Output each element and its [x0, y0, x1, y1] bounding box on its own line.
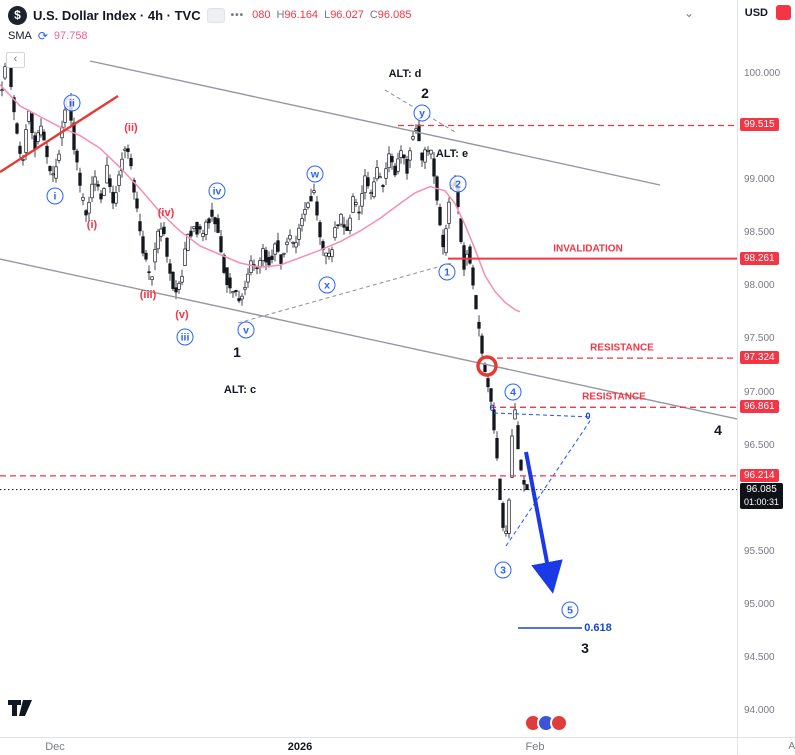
wave-label-iii[interactable]: iii — [176, 328, 194, 346]
price-axis[interactable]: 100.000 99.000 98.500 98.000 97.500 97.000 96.… — [737, 0, 795, 737]
tradingview-logo[interactable] — [7, 698, 33, 723]
sma-line — [0, 84, 521, 313]
wave-label-v[interactable]: (v) — [175, 309, 189, 321]
auto-scale-label[interactable]: A — [788, 741, 795, 752]
price-tick: 98.500 — [744, 227, 775, 239]
instrument-menu-icon[interactable] — [206, 7, 225, 23]
chevron-down-icon[interactable]: ⌄ — [684, 6, 695, 20]
indicator-value: 97.758 — [53, 30, 88, 42]
wave-label-y[interactable]: y — [413, 104, 431, 122]
legend-collapse-button[interactable]: ‹ — [6, 52, 25, 68]
price-tick: 97.500 — [744, 333, 775, 345]
symbol-logo-icon[interactable]: $ — [8, 5, 27, 25]
annotation-3[interactable]: 3 — [581, 640, 589, 656]
annotation-resistance[interactable]: RESISTANCE — [582, 391, 646, 403]
annotation-0[interactable]: 0 — [585, 411, 591, 421]
low-value: L 96.027 — [324, 9, 364, 21]
triangle-lower-dashed[interactable] — [505, 417, 593, 547]
chart-legend: $ U.S. Dollar Index · 4h · TVC ••• 080 H… — [6, 5, 411, 68]
annotation-0.618[interactable]: 0.618 — [584, 622, 612, 634]
wave-label-iv[interactable]: (iv) — [157, 207, 175, 219]
wave-label-i[interactable]: (i) — [86, 219, 98, 231]
price-tick: 94.000 — [744, 705, 775, 716]
more-icon[interactable]: ••• — [230, 9, 245, 21]
wave-label-3[interactable]: 3 — [494, 561, 512, 579]
axis-corner[interactable]: A — [737, 737, 795, 755]
current-price-badge: 96.085 01:00:31 — [740, 482, 784, 509]
current-price-value: 96.085 — [746, 483, 777, 495]
wave-label-ii[interactable]: ii — [63, 94, 81, 112]
channel-lower-line[interactable] — [0, 258, 737, 420]
wave-label-ii[interactable]: (ii) — [124, 122, 138, 134]
candles — [0, 56, 529, 539]
price-level-badge: 98.261 — [740, 251, 779, 265]
wave-label-5[interactable]: 5 — [561, 601, 579, 619]
event-flag-red-2[interactable] — [550, 714, 568, 732]
indicator-row[interactable]: SMA ⟳ 97.758 — [8, 26, 411, 46]
annotation-resistance[interactable]: RESISTANCE — [590, 342, 654, 354]
price-tick: 96.500 — [744, 439, 775, 451]
price-tick: 99.000 — [744, 174, 775, 186]
price-level-badge: 96.861 — [740, 400, 779, 414]
time-axis[interactable]: Dec 2026 Feb — [0, 737, 737, 755]
annotation-alt-c[interactable]: ALT: c — [223, 384, 257, 396]
wave-label-x[interactable]: x — [318, 276, 336, 294]
wave-label-v[interactable]: v — [237, 321, 255, 339]
price-tick: 94.500 — [744, 651, 775, 663]
bar-countdown: 01:00:31 — [744, 496, 780, 507]
channel-upper-line[interactable] — [89, 60, 661, 186]
wave-label-1[interactable]: 1 — [438, 263, 456, 281]
time-label: Feb — [525, 741, 545, 753]
price-level-badge: 99.515 — [740, 118, 779, 132]
wave-label-i[interactable]: i — [46, 187, 64, 205]
annotation-alt-e[interactable]: ALT: e — [435, 148, 469, 160]
wave-label-4[interactable]: 4 — [504, 383, 522, 401]
price-tick: 95.000 — [744, 598, 775, 610]
price-level-badge: 97.324 — [740, 351, 779, 365]
economic-event-icons[interactable] — [524, 714, 568, 732]
wave-label-iii[interactable]: (iii) — [139, 289, 157, 301]
refresh-icon[interactable]: ⟳ — [37, 29, 48, 43]
base-dashed-line[interactable] — [237, 262, 453, 324]
close-value: C 96.085 — [369, 9, 412, 21]
price-chart-svg[interactable] — [0, 0, 737, 737]
open-value: 080 — [252, 9, 271, 21]
red-square-button[interactable] — [776, 5, 791, 20]
annotation-4[interactable]: 4 — [714, 422, 722, 438]
ohlc-values: 080 H 96.164 L 96.027 C 96.085 — [252, 9, 411, 21]
price-tick: 98.000 — [744, 280, 775, 292]
price-tick: 95.500 — [744, 545, 775, 557]
axis-header: USD — [745, 5, 791, 20]
symbol-title[interactable]: U.S. Dollar Index · 4h · TVC — [33, 7, 201, 23]
triangle-upper-dashed[interactable] — [493, 412, 593, 418]
red-trendline[interactable] — [0, 94, 119, 174]
annotation-1[interactable]: 1 — [233, 344, 241, 360]
drawing-overlay: ii i iv iii v w x y 1 2 3 4 5 (i) (ii) (iv) (iii) (v) INVA… — [46, 68, 722, 656]
annotation-2[interactable]: 2 — [421, 85, 429, 101]
chart-pane[interactable]: ii i iv iii v w x y 1 2 3 4 5 (i) (ii) (iv) (iii) (v) INVA… — [0, 0, 737, 737]
annotation-invalidation[interactable]: INVALIDATION — [553, 243, 623, 255]
high-value: H 96.164 — [276, 9, 319, 21]
projection-arrow[interactable] — [524, 451, 563, 594]
wave-label-iv[interactable]: iv — [208, 182, 226, 200]
annotation-alt-d[interactable]: ALT: d — [388, 68, 422, 80]
time-label: 2026 — [287, 741, 313, 753]
wave-label-w[interactable]: w — [306, 165, 324, 183]
price-level-badge: 96.214 — [740, 468, 779, 482]
wave-label-2[interactable]: 2 — [449, 175, 467, 193]
symbol-row: $ U.S. Dollar Index · 4h · TVC ••• 080 H… — [8, 5, 411, 25]
indicator-label: SMA — [8, 30, 32, 42]
price-tick: 97.000 — [744, 386, 775, 398]
price-tick: 100.000 — [744, 68, 781, 79]
currency-label[interactable]: USD — [744, 6, 768, 19]
annotation-0[interactable]: 0 — [489, 403, 495, 413]
time-label: Dec — [45, 741, 65, 753]
retest-circle-marker[interactable] — [476, 355, 498, 377]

- - - - -

## SET PROBLEM
Convert every line of the records above into a JSON list of strings, one string per line, skipping blank lines and leaving the pictures out.

## EXERCISE RESPONSE
[
  "Output each element and its [x0, y0, x1, y1] bounding box on its own line.",
  "wave-label-iii[interactable]: iii — [176, 328, 194, 346]",
  "price-axis[interactable]: 100.000 99.000 98.500 98.000 97.500 97.000 96.… — [737, 0, 795, 737]",
  "tradingview-logo[interactable] — [7, 698, 33, 723]",
  "sma-line — [0, 84, 521, 313]",
  "wave-label-v[interactable]: (v) — [175, 309, 189, 321]",
  "auto-scale-label[interactable]: A — [788, 741, 795, 752]",
  "price-tick: 98.500 — [744, 227, 775, 239]",
  "instrument-menu-icon[interactable] — [206, 7, 225, 23]",
  "chevron-down-icon[interactable]: ⌄ — [684, 6, 695, 20]",
  "indicator-value: 97.758 — [53, 30, 88, 42]",
  "wave-label-y[interactable]: y — [413, 104, 431, 122]",
  "legend-collapse-button[interactable]: ‹ — [6, 52, 25, 68]",
  "price-tick: 97.500 — [744, 333, 775, 345]",
  "symbol-logo-icon[interactable]: $ — [8, 5, 27, 25]",
  "annotation-3[interactable]: 3 — [581, 640, 589, 656]",
  "annotation-resistance[interactable]: RESISTANCE — [582, 391, 646, 403]",
  "annotation-0[interactable]: 0 — [585, 411, 591, 421]",
  "low-value: L 96.027 — [324, 9, 364, 21]",
  "triangle-lower-dashed[interactable] — [505, 417, 593, 547]",
  "chart-legend: $ U.S. Dollar Index · 4h · TVC ••• 080 H… — [6, 5, 411, 68]",
  "annotation-0.618[interactable]: 0.618 — [584, 622, 612, 634]",
  "wave-label-iv[interactable]: (iv) — [157, 207, 175, 219]",
  "wave-label-i[interactable]: (i) — [86, 219, 98, 231]",
  "price-tick: 94.000 — [744, 705, 775, 716]",
  "more-icon[interactable]: ••• — [230, 9, 245, 21]",
  "wave-label-3[interactable]: 3 — [494, 561, 512, 579]",
  "axis-corner[interactable]: A — [737, 737, 795, 755]",
  "current-price-badge: 96.085 01:00:31 — [740, 482, 784, 509]",
  "current-price-value: 96.085 — [746, 483, 777, 495]",
  "wave-label-ii[interactable]: ii — [63, 94, 81, 112]",
  "channel-lower-line[interactable] — [0, 258, 737, 420]",
  "wave-label-ii[interactable]: (ii) — [124, 122, 138, 134]",
  "candles — [0, 56, 529, 539]",
  "price-level-badge: 98.261 — [740, 251, 779, 265]",
  "wave-label-5[interactable]: 5 — [561, 601, 579, 619]",
  "event-flag-red-2[interactable] — [550, 714, 568, 732]",
  "indicator-row[interactable]: SMA ⟳ 97.758 — [8, 26, 411, 46]",
  "annotation-resistance[interactable]: RESISTANCE — [590, 342, 654, 354]",
  "price-tick: 96.500 — [744, 439, 775, 451]",
  "price-tick: 99.000 — [744, 174, 775, 186]",
  "price-level-badge: 96.861 — [740, 400, 779, 414]",
  "time-axis[interactable]: Dec 2026 Feb — [0, 737, 737, 755]",
  "annotation-alt-c[interactable]: ALT: c — [223, 384, 257, 396]",
  "wave-label-x[interactable]: x — [318, 276, 336, 294]",
  "wave-label-v[interactable]: v — [237, 321, 255, 339]",
  "price-tick: 94.500 — [744, 651, 775, 663]",
  "bar-countdown: 01:00:31 — [744, 496, 780, 507]",
  "channel-upper-line[interactable] — [89, 60, 661, 186]",
  "wave-label-1[interactable]: 1 — [438, 263, 456, 281]",
  "time-label: Feb — [525, 741, 545, 753]",
  "price-level-badge: 99.515 — [740, 118, 779, 132]",
  "wave-label-i[interactable]: i — [46, 187, 64, 205]",
  "annotation-alt-e[interactable]: ALT: e — [435, 148, 469, 160]",
  "wave-label-4[interactable]: 4 — [504, 383, 522, 401]",
  "price-tick: 95.000 — [744, 598, 775, 610]",
  "price-level-badge: 97.324 — [740, 351, 779, 365]",
  "economic-event-icons[interactable] — [524, 714, 568, 732]",
  "wave-label-iii[interactable]: (iii) — [139, 289, 157, 301]",
  "refresh-icon[interactable]: ⟳ — [37, 29, 48, 43]",
  "base-dashed-line[interactable] — [237, 262, 453, 324]",
  "close-value: C 96.085 — [369, 9, 412, 21]",
  "price-chart-svg[interactable] — [0, 0, 737, 737]",
  "open-value: 080 — [252, 9, 271, 21]",
  "red-square-button[interactable] — [776, 5, 791, 20]",
  "annotation-4[interactable]: 4 — [714, 422, 722, 438]",
  "ohlc-values: 080 H 96.164 L 96.027 C 96.085 — [252, 9, 411, 21]",
  "price-tick: 98.000 — [744, 280, 775, 292]",
  "price-tick: 95.500 — [744, 545, 775, 557]",
  "axis-header: USD — [745, 5, 791, 20]",
  "symbol-title[interactable]: U.S. Dollar Index · 4h · TVC — [33, 7, 201, 23]",
  "triangle-upper-dashed[interactable] — [493, 412, 593, 418]",
  "red-trendline[interactable] — [0, 94, 119, 174]",
  "annotation-1[interactable]: 1 — [233, 344, 241, 360]",
  "drawing-overlay: ii i iv iii v w x y 1 2 3 4 5 (i) (ii) (iv) (iii) (v) INVA… — [46, 68, 722, 656]",
  "annotation-2[interactable]: 2 — [421, 85, 429, 101]",
  "chart-pane[interactable]: ii i iv iii v w x y 1 2 3 4 5 (i) (ii) (iv) (iii) (v) INVA… — [0, 0, 737, 737]",
  "annotation-invalidation[interactable]: INVALIDATION — [553, 243, 623, 255]",
  "high-value: H 96.164 — [276, 9, 319, 21]",
  "projection-arrow[interactable] — [524, 451, 563, 594]",
  "wave-label-iv[interactable]: iv — [208, 182, 226, 200]",
  "annotation-alt-d[interactable]: ALT: d — [388, 68, 422, 80]",
  "time-label: 2026 — [287, 741, 313, 753]",
  "wave-label-w[interactable]: w — [306, 165, 324, 183]",
  "price-level-badge: 96.214 — [740, 468, 779, 482]",
  "wave-label-2[interactable]: 2 — [449, 175, 467, 193]",
  "symbol-row: $ U.S. Dollar Index · 4h · TVC ••• 080 H… — [8, 5, 411, 25]",
  "indicator-label: SMA — [8, 30, 32, 42]",
  "price-tick: 97.000 — [744, 386, 775, 398]",
  "price-tick: 100.000 — [744, 68, 781, 79]",
  "currency-label[interactable]: USD — [744, 6, 768, 19]",
  "annotation-0[interactable]: 0 — [489, 403, 495, 413]",
  "time-label: Dec — [45, 741, 65, 753]",
  "retest-circle-marker[interactable] — [476, 355, 498, 377]"
]